start

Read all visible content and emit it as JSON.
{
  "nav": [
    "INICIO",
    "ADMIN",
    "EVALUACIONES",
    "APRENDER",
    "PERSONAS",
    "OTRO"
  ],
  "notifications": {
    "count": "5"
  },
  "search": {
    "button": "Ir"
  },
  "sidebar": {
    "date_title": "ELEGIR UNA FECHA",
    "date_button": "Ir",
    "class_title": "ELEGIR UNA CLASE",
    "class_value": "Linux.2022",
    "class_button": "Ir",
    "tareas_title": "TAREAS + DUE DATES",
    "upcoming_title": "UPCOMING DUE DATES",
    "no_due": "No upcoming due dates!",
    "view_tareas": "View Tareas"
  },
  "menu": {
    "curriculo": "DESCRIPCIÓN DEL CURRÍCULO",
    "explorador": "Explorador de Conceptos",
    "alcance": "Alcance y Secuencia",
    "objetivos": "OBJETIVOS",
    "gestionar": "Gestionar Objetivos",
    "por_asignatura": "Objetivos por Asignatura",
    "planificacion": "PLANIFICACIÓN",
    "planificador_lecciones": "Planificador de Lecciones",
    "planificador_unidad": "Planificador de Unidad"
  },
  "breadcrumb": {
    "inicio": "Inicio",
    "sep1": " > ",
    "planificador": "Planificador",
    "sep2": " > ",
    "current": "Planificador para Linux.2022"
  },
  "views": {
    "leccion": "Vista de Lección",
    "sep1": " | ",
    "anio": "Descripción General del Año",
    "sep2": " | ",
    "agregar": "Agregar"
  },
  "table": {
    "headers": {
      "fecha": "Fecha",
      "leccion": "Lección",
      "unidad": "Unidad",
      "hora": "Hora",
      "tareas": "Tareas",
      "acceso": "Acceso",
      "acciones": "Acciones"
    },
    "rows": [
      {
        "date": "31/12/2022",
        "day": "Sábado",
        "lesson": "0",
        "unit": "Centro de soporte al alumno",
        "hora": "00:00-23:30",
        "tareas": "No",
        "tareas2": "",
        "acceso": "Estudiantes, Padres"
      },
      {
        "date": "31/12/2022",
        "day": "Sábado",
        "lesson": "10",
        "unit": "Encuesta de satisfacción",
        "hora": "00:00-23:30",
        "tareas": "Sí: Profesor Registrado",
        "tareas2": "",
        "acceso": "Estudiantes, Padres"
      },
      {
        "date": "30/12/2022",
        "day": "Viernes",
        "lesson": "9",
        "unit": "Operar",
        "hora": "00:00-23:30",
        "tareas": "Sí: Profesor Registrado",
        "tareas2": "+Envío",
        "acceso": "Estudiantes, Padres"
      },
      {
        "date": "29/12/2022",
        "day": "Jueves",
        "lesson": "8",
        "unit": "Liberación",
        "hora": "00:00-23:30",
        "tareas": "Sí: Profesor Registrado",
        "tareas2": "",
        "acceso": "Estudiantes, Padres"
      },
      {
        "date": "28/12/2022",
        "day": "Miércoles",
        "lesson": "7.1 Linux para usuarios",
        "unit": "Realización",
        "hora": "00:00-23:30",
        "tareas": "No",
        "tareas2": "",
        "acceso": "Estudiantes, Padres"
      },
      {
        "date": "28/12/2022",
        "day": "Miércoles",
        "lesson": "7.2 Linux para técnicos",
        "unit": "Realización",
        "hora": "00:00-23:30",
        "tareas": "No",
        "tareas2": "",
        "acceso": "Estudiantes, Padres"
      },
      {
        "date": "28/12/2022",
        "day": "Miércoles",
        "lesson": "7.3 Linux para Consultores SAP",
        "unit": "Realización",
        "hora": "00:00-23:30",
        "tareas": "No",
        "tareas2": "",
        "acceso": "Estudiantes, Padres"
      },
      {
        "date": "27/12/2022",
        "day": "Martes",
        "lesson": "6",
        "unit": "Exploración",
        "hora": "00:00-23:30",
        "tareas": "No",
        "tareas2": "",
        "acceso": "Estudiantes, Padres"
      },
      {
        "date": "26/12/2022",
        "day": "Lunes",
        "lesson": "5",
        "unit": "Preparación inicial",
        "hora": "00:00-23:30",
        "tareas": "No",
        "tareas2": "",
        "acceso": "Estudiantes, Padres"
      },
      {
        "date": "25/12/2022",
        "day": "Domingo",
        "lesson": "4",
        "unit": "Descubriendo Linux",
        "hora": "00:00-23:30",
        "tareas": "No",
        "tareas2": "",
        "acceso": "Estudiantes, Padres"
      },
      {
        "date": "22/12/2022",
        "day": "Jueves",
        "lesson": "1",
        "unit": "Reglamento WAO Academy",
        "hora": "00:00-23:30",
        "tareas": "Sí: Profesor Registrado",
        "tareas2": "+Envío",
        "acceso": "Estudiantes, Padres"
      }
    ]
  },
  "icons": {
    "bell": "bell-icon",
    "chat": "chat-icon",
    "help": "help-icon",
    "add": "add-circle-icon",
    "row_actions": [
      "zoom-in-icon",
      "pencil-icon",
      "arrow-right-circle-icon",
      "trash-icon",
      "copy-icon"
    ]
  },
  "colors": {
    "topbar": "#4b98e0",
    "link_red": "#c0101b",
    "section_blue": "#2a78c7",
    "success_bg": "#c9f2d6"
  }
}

end

-- What to produce --
Of all the lines in the listing above, how many include "circle"? Write only the number.

-- Response for this exercise --
2